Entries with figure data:
********************
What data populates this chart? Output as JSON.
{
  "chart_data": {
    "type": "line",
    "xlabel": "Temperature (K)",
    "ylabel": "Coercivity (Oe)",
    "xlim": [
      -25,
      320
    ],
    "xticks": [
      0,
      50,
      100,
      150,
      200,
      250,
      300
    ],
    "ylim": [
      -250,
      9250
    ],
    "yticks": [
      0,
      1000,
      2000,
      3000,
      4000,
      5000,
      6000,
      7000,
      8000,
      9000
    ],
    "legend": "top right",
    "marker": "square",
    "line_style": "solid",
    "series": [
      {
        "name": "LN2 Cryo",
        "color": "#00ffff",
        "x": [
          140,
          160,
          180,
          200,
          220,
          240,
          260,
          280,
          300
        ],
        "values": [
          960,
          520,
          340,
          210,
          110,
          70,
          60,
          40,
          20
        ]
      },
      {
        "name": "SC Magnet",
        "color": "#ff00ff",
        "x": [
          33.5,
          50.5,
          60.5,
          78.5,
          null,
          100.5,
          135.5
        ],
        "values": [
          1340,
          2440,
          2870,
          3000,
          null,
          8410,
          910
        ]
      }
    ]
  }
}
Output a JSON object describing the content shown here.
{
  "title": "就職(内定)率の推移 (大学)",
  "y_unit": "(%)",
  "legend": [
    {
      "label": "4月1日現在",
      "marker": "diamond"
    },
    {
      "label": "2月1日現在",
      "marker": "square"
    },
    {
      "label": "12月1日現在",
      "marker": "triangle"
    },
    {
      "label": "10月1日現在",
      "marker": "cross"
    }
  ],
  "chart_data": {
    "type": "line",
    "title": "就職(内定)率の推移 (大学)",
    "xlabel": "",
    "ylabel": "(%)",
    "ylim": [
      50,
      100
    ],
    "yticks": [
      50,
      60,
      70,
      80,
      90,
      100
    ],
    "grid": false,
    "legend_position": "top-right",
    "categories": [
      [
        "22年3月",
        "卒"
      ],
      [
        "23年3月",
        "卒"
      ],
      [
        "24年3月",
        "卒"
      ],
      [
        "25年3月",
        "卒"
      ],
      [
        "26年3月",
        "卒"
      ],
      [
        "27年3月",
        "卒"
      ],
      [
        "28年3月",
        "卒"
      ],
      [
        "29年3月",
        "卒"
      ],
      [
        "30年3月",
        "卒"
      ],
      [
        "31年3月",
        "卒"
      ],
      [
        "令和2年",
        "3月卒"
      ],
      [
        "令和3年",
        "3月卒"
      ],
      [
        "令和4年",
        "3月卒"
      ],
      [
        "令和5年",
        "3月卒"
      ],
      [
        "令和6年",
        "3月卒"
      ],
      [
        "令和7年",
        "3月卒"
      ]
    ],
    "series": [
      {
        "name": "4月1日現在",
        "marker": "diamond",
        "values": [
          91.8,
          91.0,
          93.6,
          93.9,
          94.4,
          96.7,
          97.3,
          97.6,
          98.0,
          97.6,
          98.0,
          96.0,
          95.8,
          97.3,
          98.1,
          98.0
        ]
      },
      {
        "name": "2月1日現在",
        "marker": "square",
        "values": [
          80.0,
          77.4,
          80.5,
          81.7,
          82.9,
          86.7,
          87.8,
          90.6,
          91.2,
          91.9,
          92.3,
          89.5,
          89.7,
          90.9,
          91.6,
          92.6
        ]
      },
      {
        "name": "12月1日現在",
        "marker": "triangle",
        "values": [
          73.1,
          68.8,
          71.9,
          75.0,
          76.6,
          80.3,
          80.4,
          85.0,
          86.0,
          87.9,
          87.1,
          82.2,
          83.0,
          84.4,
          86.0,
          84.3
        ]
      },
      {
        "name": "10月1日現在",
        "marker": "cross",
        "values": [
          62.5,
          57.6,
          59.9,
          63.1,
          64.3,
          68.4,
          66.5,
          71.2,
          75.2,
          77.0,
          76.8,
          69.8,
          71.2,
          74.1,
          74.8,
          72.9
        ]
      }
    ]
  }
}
********************
GIVEN TASK: All of the lines above need to be given again exactly.

REPLY:
What data populates this chart? Output as JSON.
{
  "chart_data": {
    "type": "line",
    "xlabel": "Temperature (K)",
    "ylabel": "Coercivity (Oe)",
    "xlim": [
      -25,
      320
    ],
    "xticks": [
      0,
      50,
      100,
      150,
      200,
      250,
      300
    ],
    "ylim": [
      -250,
      9250
    ],
    "yticks": [
      0,
      1000,
      2000,
      3000,
      4000,
      5000,
      6000,
      7000,
      8000,
      9000
    ],
    "legend": "top right",
    "marker": "square",
    "line_style": "solid",
    "series": [
      {
        "name": "LN2 Cryo",
        "color": "#00ffff",
        "x": [
          140,
          160,
          180,
          200,
          220,
          240,
          260,
          280,
          300
        ],
        "values": [
          960,
          520,
          340,
          210,
          110,
          70,
          60,
          40,
          20
        ]
      },
      {
        "name": "SC Magnet",
        "color": "#ff00ff",
        "x": [
          33.5,
          50.5,
          60.5,
          78.5,
          null,
          100.5,
          135.5
        ],
        "values": [
          1340,
          2440,
          2870,
          3000,
          null,
          8410,
          910
        ]
      }
    ]
  }
}
Output a JSON object describing the content shown here.
{
  "title": "就職(内定)率の推移 (大学)",
  "y_unit": "(%)",
  "legend": [
    {
      "label": "4月1日現在",
      "marker": "diamond"
    },
    {
      "label": "2月1日現在",
      "marker": "square"
    },
    {
      "label": "12月1日現在",
      "marker": "triangle"
    },
    {
      "label": "10月1日現在",
      "marker": "cross"
    }
  ],
  "chart_data": {
    "type": "line",
    "title": "就職(内定)率の推移 (大学)",
    "xlabel": "",
    "ylabel": "(%)",
    "ylim": [
      50,
      100
    ],
    "yticks": [
      50,
      60,
      70,
      80,
      90,
      100
    ],
    "grid": false,
    "legend_position": "top-right",
    "categories": [
      [
        "22年3月",
        "卒"
      ],
      [
        "23年3月",
        "卒"
      ],
      [
        "24年3月",
        "卒"
      ],
      [
        "25年3月",
        "卒"
      ],
      [
        "26年3月",
        "卒"
      ],
      [
        "27年3月",
        "卒"
      ],
      [
        "28年3月",
        "卒"
      ],
      [
        "29年3月",
        "卒"
      ],
      [
        "30年3月",
        "卒"
      ],
      [
        "31年3月",
        "卒"
      ],
      [
        "令和2年",
        "3月卒"
      ],
      [
        "令和3年",
        "3月卒"
      ],
      [
        "令和4年",
        "3月卒"
      ],
      [
        "令和5年",
        "3月卒"
      ],
      [
        "令和6年",
        "3月卒"
      ],
      [
        "令和7年",
        "3月卒"
      ]
    ],
    "series": [
      {
        "name": "4月1日現在",
        "marker": "diamond",
        "values": [
          91.8,
          91.0,
          93.6,
          93.9,
          94.4,
          96.7,
          97.3,
          97.6,
          98.0,
          97.6,
          98.0,
          96.0,
          95.8,
          97.3,
          98.1,
          98.0
        ]
      },
      {
        "name": "2月1日現在",
        "marker": "square",
        "values": [
          80.0,
          77.4,
          80.5,
          81.7,
          82.9,
          86.7,
          87.8,
          90.6,
          91.2,
          91.9,
          92.3,
          89.5,
          89.7,
          90.9,
          91.6,
          92.6
        ]
      },
      {
        "name": "12月1日現在",
        "marker": "triangle",
        "values": [
          73.1,
          68.8,
          71.9,
          75.0,
          76.6,
          80.3,
          80.4,
          85.0,
          86.0,
          87.9,
          87.1,
          82.2,
          83.0,
          84.4,
          86.0,
          84.3
        ]
      },
      {
        "name": "10月1日現在",
        "marker": "cross",
        "values": [
          62.5,
          57.6,
          59.9,
          63.1,
          64.3,
          68.4,
          66.5,
          71.2,
          75.2,
          77.0,
          76.8,
          69.8,
          71.2,
          74.1,
          74.8,
          72.9
        ]
      }
    ]
  }
}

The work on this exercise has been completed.